**TASK TO COMPLETE:**
Identify and pull out each line of the entries in which "Size" occurs.

[Stored items from a collection]
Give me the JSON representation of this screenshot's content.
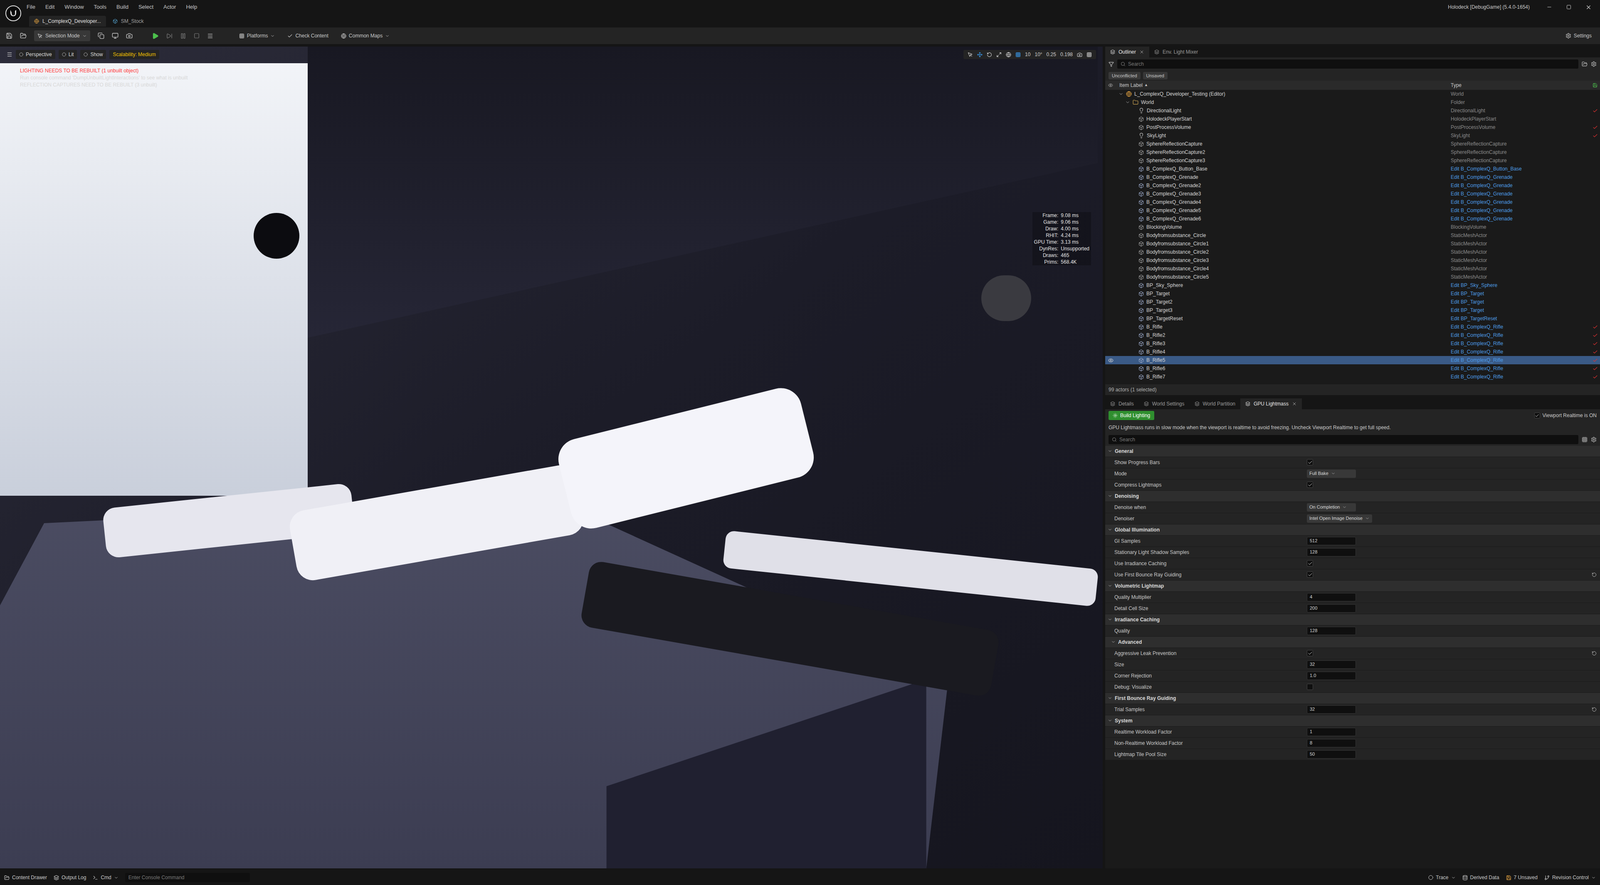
{
  "titlebar": {
    "menus": [
      "File",
      "Edit",
      "Window",
      "Tools",
      "Build",
      "Select",
      "Actor",
      "Help"
    ],
    "documents": [
      {
        "label": "L_ComplexQ_Developer...",
        "selected": true
      },
      {
        "label": "SM_Stock",
        "selected": false
      }
    ],
    "title": "Holodeck [DebugGame] (5.4.0-1654)"
  },
  "toolbar": {
    "mode": "Selection Mode",
    "platforms": "Platforms",
    "check_content": "Check Content",
    "common_maps": "Common Maps",
    "settings": "Settings"
  },
  "viewport": {
    "buttons": [
      {
        "label": "Perspective",
        "warning": false
      },
      {
        "label": "Lit",
        "warning": false
      },
      {
        "label": "Show",
        "warning": false
      },
      {
        "label": "Scalability: Medium",
        "warning": true
      }
    ],
    "snaps": [
      "10",
      "10°",
      "0.25",
      "0.198"
    ],
    "messages": [
      {
        "text": "LIGHTING NEEDS TO BE REBUILT (1 unbuilt object)",
        "color": "#ff3b3b"
      },
      {
        "text": "Run console command 'DumpUnbuiltLightInteractions' to see what is unbuilt",
        "color": "#d8d8d8"
      },
      {
        "text": "REFLECTION CAPTURES NEED TO BE REBUILT (3 unbuilt)",
        "color": "#d8d8d8"
      }
    ],
    "stats": [
      {
        "label": "Frame:",
        "value": "9.08 ms"
      },
      {
        "label": "Game:",
        "value": "9.06 ms"
      },
      {
        "label": "Draw:",
        "value": "4.00 ms"
      },
      {
        "label": "RHIT:",
        "value": "4.24 ms"
      },
      {
        "label": "GPU Time:",
        "value": "3.13 ms"
      },
      {
        "label": "DynRes:",
        "value": "Unsupported"
      },
      {
        "label": "Draws:",
        "value": "465"
      },
      {
        "label": "Prims:",
        "value": "568.4K"
      }
    ]
  },
  "outliner": {
    "tabs": [
      {
        "label": "Outliner",
        "selected": true,
        "closable": true
      },
      {
        "label": "Env. Light Mixer",
        "selected": false,
        "closable": false
      }
    ],
    "search": {
      "placeholder": "Search"
    },
    "filters": [
      "Unconflicted",
      "Unsaved"
    ],
    "columns": {
      "label": "Item Label",
      "sort": "▲",
      "type": "Type"
    },
    "rows": [
      {
        "label": "L_ComplexQ_Developer_Testing (Editor)",
        "type": "World",
        "kind": "level",
        "depth": 0,
        "expanded": true,
        "type_link": false,
        "selected": false,
        "modified": false
      },
      {
        "label": "World",
        "type": "Folder",
        "kind": "folder",
        "depth": 1,
        "expanded": true,
        "type_link": false,
        "selected": false,
        "modified": false
      },
      {
        "label": "DirectionalLight",
        "type": "DirectionalLight",
        "kind": "light",
        "depth": 2,
        "expanded": false,
        "type_link": false,
        "selected": false,
        "modified": true
      },
      {
        "label": "HolodeckPlayerStart",
        "type": "HolodeckPlayerStart",
        "kind": "actor",
        "depth": 2,
        "expanded": false,
        "type_link": false,
        "selected": false,
        "modified": false
      },
      {
        "label": "PostProcessVolume",
        "type": "PostProcessVolume",
        "kind": "actor",
        "depth": 2,
        "expanded": false,
        "type_link": false,
        "selected": false,
        "modified": true
      },
      {
        "label": "SkyLight",
        "type": "SkyLight",
        "kind": "light",
        "depth": 2,
        "expanded": false,
        "type_link": false,
        "selected": false,
        "modified": true
      },
      {
        "label": "SphereReflectionCapture",
        "type": "SphereReflectionCapture",
        "kind": "actor",
        "depth": 2,
        "expanded": false,
        "type_link": false,
        "selected": false,
        "modified": false
      },
      {
        "label": "SphereReflectionCapture2",
        "type": "SphereReflectionCapture",
        "kind": "actor",
        "depth": 2,
        "expanded": false,
        "type_link": false,
        "selected": false,
        "modified": false
      },
      {
        "label": "SphereReflectionCapture3",
        "type": "SphereReflectionCapture",
        "kind": "actor",
        "depth": 2,
        "expanded": false,
        "type_link": false,
        "selected": false,
        "modified": false
      },
      {
        "label": "B_ComplexQ_Button_Base",
        "type": "Edit B_ComplexQ_Button_Base",
        "kind": "blueprint",
        "depth": 2,
        "expanded": false,
        "type_link": true,
        "selected": false,
        "modified": false
      },
      {
        "label": "B_ComplexQ_Grenade",
        "type": "Edit B_ComplexQ_Grenade",
        "kind": "blueprint",
        "depth": 2,
        "expanded": false,
        "type_link": true,
        "selected": false,
        "modified": false
      },
      {
        "label": "B_ComplexQ_Grenade2",
        "type": "Edit B_ComplexQ_Grenade",
        "kind": "blueprint",
        "depth": 2,
        "expanded": false,
        "type_link": true,
        "selected": false,
        "modified": false
      },
      {
        "label": "B_ComplexQ_Grenade3",
        "type": "Edit B_ComplexQ_Grenade",
        "kind": "blueprint",
        "depth": 2,
        "expanded": false,
        "type_link": true,
        "selected": false,
        "modified": false
      },
      {
        "label": "B_ComplexQ_Grenade4",
        "type": "Edit B_ComplexQ_Grenade",
        "kind": "blueprint",
        "depth": 2,
        "expanded": false,
        "type_link": true,
        "selected": false,
        "modified": false
      },
      {
        "label": "B_ComplexQ_Grenade5",
        "type": "Edit B_ComplexQ_Grenade",
        "kind": "blueprint",
        "depth": 2,
        "expanded": false,
        "type_link": true,
        "selected": false,
        "modified": false
      },
      {
        "label": "B_ComplexQ_Grenade6",
        "type": "Edit B_ComplexQ_Grenade",
        "kind": "blueprint",
        "depth": 2,
        "expanded": false,
        "type_link": true,
        "selected": false,
        "modified": false
      },
      {
        "label": "BlockingVolume",
        "type": "BlockingVolume",
        "kind": "actor",
        "depth": 2,
        "expanded": false,
        "type_link": false,
        "selected": false,
        "modified": false
      },
      {
        "label": "Bodyfromsubstance_Circle",
        "type": "StaticMeshActor",
        "kind": "actor",
        "depth": 2,
        "expanded": false,
        "type_link": false,
        "selected": false,
        "modified": false
      },
      {
        "label": "Bodyfromsubstance_Circle1",
        "type": "StaticMeshActor",
        "kind": "actor",
        "depth": 2,
        "expanded": false,
        "type_link": false,
        "selected": false,
        "modified": false
      },
      {
        "label": "Bodyfromsubstance_Circle2",
        "type": "StaticMeshActor",
        "kind": "actor",
        "depth": 2,
        "expanded": false,
        "type_link": false,
        "selected": false,
        "modified": false
      },
      {
        "label": "Bodyfromsubstance_Circle3",
        "type": "StaticMeshActor",
        "kind": "actor",
        "depth": 2,
        "expanded": false,
        "type_link": false,
        "selected": false,
        "modified": false
      },
      {
        "label": "Bodyfromsubstance_Circle4",
        "type": "StaticMeshActor",
        "kind": "actor",
        "depth": 2,
        "expanded": false,
        "type_link": false,
        "selected": false,
        "modified": false
      },
      {
        "label": "Bodyfromsubstance_Circle5",
        "type": "StaticMeshActor",
        "kind": "actor",
        "depth": 2,
        "expanded": false,
        "type_link": false,
        "selected": false,
        "modified": false
      },
      {
        "label": "BP_Sky_Sphere",
        "type": "Edit BP_Sky_Sphere",
        "kind": "blueprint",
        "depth": 2,
        "expanded": false,
        "type_link": true,
        "selected": false,
        "modified": false
      },
      {
        "label": "BP_Target",
        "type": "Edit BP_Target",
        "kind": "blueprint",
        "depth": 2,
        "expanded": false,
        "type_link": true,
        "selected": false,
        "modified": false
      },
      {
        "label": "BP_Target2",
        "type": "Edit BP_Target",
        "kind": "blueprint",
        "depth": 2,
        "expanded": false,
        "type_link": true,
        "selected": false,
        "modified": false
      },
      {
        "label": "BP_Target3",
        "type": "Edit BP_Target",
        "kind": "blueprint",
        "depth": 2,
        "expanded": false,
        "type_link": true,
        "selected": false,
        "modified": false
      },
      {
        "label": "BP_TargetReset",
        "type": "Edit BP_TargetReset",
        "kind": "blueprint",
        "depth": 2,
        "expanded": false,
        "type_link": true,
        "selected": false,
        "modified": false
      },
      {
        "label": "B_Rifle",
        "type": "Edit B_ComplexQ_Rifle",
        "kind": "blueprint",
        "depth": 2,
        "expanded": false,
        "type_link": true,
        "selected": false,
        "modified": true
      },
      {
        "label": "B_Rifle2",
        "type": "Edit B_ComplexQ_Rifle",
        "kind": "blueprint",
        "depth": 2,
        "expanded": false,
        "type_link": true,
        "selected": false,
        "modified": true
      },
      {
        "label": "B_Rifle3",
        "type": "Edit B_ComplexQ_Rifle",
        "kind": "blueprint",
        "depth": 2,
        "expanded": false,
        "type_link": true,
        "selected": false,
        "modified": true
      },
      {
        "label": "B_Rifle4",
        "type": "Edit B_ComplexQ_Rifle",
        "kind": "blueprint",
        "depth": 2,
        "expanded": false,
        "type_link": true,
        "selected": false,
        "modified": true
      },
      {
        "label": "B_Rifle5",
        "type": "Edit B_ComplexQ_Rifle",
        "kind": "blueprint",
        "depth": 2,
        "expanded": false,
        "type_link": true,
        "selected": true,
        "modified": true
      },
      {
        "label": "B_Rifle6",
        "type": "Edit B_ComplexQ_Rifle",
        "kind": "blueprint",
        "depth": 2,
        "expanded": false,
        "type_link": true,
        "selected": false,
        "modified": true
      },
      {
        "label": "B_Rifle7",
        "type": "Edit B_ComplexQ_Rifle",
        "kind": "blueprint",
        "depth": 2,
        "expanded": false,
        "type_link": true,
        "selected": false,
        "modified": true
      }
    ],
    "footer": "99 actors (1 selected)"
  },
  "details": {
    "tabs": [
      {
        "label": "Details",
        "selected": false,
        "closable": false
      },
      {
        "label": "World Settings",
        "selected": false,
        "closable": false
      },
      {
        "label": "World Partition",
        "selected": false,
        "closable": false
      },
      {
        "label": "GPU Lightmass",
        "selected": true,
        "closable": true
      }
    ],
    "build_button": "Build Lighting",
    "realtime": {
      "label": "Viewport Realtime is ON",
      "checked": true
    },
    "info": "GPU Lightmass runs in slow mode when the viewport is realtime to avoid freezing. Uncheck Viewport Realtime to get full speed.",
    "search": {
      "placeholder": "Search"
    },
    "sections": [
      {
        "title": "General",
        "depth": 0,
        "expanded": true,
        "fields": [
          {
            "label": "Show Progress Bars",
            "kind": "checkbox",
            "checked": true,
            "resettable": false
          },
          {
            "label": "Mode",
            "kind": "dropdown",
            "value": "Full Bake",
            "resettable": false
          },
          {
            "label": "Compress Lightmaps",
            "kind": "checkbox",
            "checked": true,
            "resettable": false
          }
        ]
      },
      {
        "title": "Denoising",
        "depth": 0,
        "expanded": true,
        "fields": [
          {
            "label": "Denoise when",
            "kind": "dropdown",
            "value": "On Completion",
            "resettable": false
          },
          {
            "label": "Denoiser",
            "kind": "dropdown",
            "value": "Intel Open Image Denoise",
            "resettable": false
          }
        ]
      },
      {
        "title": "Global Illumination",
        "depth": 0,
        "expanded": true,
        "fields": [
          {
            "label": "GI Samples",
            "kind": "number",
            "value": "512",
            "resettable": false
          },
          {
            "label": "Stationary Light Shadow Samples",
            "kind": "number",
            "value": "128",
            "resettable": false
          },
          {
            "label": "Use Irradiance Caching",
            "kind": "checkbox",
            "checked": true,
            "resettable": false
          },
          {
            "label": "Use First Bounce Ray Guiding",
            "kind": "checkbox",
            "checked": true,
            "resettable": true
          }
        ]
      },
      {
        "title": "Volumetric Lightmap",
        "depth": 0,
        "expanded": true,
        "fields": [
          {
            "label": "Quality Multiplier",
            "kind": "number",
            "value": "4",
            "resettable": false
          },
          {
            "label": "Detail Cell Size",
            "kind": "number",
            "value": "200",
            "resettable": false
          }
        ]
      },
      {
        "title": "Irradiance Caching",
        "depth": 0,
        "expanded": true,
        "fields": [
          {
            "label": "Quality",
            "kind": "number",
            "value": "128",
            "resettable": false
          }
        ]
      },
      {
        "title": "Advanced",
        "depth": 1,
        "expanded": true,
        "fields": [
          {
            "label": "Aggressive Leak Prevention",
            "kind": "checkbox",
            "checked": true,
            "resettable": true
          },
          {
            "label": "Size",
            "kind": "number",
            "value": "32",
            "resettable": false
          },
          {
            "label": "Corner Rejection",
            "kind": "number",
            "value": "1.0",
            "resettable": false
          },
          {
            "label": "Debug: Visualize",
            "kind": "checkbox",
            "checked": false,
            "resettable": false
          }
        ]
      },
      {
        "title": "First Bounce Ray Guiding",
        "depth": 0,
        "expanded": true,
        "fields": [
          {
            "label": "Trial Samples",
            "kind": "number",
            "value": "32",
            "resettable": true
          }
        ]
      },
      {
        "title": "System",
        "depth": 0,
        "expanded": true,
        "fields": [
          {
            "label": "Realtime Workload Factor",
            "kind": "number",
            "value": "1",
            "resettable": false
          },
          {
            "label": "Non-Realtime Workload Factor",
            "kind": "number",
            "value": "8",
            "resettable": false
          },
          {
            "label": "Lightmap Tile Pool Size",
            "kind": "number",
            "value": "50",
            "resettable": false
          }
        ]
      }
    ]
  },
  "status_bar": {
    "left": [
      {
        "label": "Content Drawer"
      },
      {
        "label": "Output Log"
      },
      {
        "label": "Cmd"
      }
    ],
    "console_placeholder": "Enter Console Command",
    "right": [
      {
        "label": "Trace"
      },
      {
        "label": "Derived Data"
      },
      {
        "label": "7 Unsaved"
      },
      {
        "label": "Revision Control"
      }
    ]
  }
}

**EXERCISE OUTPUT:**
            "label": "Detail Cell Size",
            "label": "Size",
            "label": "Lightmap Tile Pool Size",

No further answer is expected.